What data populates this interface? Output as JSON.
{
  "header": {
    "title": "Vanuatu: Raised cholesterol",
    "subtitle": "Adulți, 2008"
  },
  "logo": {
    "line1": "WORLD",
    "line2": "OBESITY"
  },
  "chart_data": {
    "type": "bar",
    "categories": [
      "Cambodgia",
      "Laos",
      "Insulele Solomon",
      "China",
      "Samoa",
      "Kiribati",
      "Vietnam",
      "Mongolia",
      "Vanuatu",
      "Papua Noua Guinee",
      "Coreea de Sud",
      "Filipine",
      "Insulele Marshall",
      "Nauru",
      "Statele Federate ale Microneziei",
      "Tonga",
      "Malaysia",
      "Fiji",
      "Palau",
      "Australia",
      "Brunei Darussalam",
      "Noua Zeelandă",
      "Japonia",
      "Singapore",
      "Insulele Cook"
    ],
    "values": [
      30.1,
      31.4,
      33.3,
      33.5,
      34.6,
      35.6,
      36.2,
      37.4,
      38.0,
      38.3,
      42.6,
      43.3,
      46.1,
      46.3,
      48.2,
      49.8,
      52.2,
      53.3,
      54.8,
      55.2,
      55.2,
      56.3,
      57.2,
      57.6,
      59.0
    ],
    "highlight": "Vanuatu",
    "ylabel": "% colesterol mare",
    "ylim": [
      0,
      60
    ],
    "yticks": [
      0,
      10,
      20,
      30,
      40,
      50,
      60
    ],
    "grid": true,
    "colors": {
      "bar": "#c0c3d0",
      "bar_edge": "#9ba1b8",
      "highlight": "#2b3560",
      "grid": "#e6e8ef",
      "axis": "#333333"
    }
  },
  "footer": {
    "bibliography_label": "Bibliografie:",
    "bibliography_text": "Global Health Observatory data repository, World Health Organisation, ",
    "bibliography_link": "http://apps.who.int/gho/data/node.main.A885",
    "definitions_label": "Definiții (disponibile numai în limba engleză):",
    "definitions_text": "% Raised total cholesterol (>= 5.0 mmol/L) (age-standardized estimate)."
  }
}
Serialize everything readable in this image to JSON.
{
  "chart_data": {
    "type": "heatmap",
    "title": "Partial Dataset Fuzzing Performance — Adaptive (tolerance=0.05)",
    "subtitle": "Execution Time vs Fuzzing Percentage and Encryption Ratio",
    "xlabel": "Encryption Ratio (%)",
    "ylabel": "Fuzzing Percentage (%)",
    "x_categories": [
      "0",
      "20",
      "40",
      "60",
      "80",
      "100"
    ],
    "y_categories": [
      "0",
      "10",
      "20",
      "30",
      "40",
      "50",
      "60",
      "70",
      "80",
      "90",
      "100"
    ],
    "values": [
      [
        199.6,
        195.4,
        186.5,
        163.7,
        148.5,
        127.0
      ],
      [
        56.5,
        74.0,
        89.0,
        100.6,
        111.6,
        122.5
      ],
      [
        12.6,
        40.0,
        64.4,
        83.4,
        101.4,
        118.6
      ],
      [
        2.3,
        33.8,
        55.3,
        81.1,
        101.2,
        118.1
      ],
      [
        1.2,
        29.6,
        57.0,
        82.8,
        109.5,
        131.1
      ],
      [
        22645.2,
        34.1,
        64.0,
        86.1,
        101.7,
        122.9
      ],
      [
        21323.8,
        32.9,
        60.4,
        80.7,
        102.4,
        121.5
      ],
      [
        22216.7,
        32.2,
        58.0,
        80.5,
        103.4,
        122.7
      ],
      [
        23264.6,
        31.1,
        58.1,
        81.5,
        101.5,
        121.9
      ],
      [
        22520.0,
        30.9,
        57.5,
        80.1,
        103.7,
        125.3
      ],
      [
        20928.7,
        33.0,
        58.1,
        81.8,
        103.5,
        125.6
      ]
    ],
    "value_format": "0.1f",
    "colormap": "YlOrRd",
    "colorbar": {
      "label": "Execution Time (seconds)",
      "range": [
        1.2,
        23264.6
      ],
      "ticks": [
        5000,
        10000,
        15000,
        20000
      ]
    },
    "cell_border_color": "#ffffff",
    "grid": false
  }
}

• **Exercise objective**:
Pick out every line with the string "Execution" and copy it.

• **Written solution**:
    "subtitle": "Execution Time vs Fuzzing Percentage and Encryption Ratio",
      "label": "Execution Time (seconds)",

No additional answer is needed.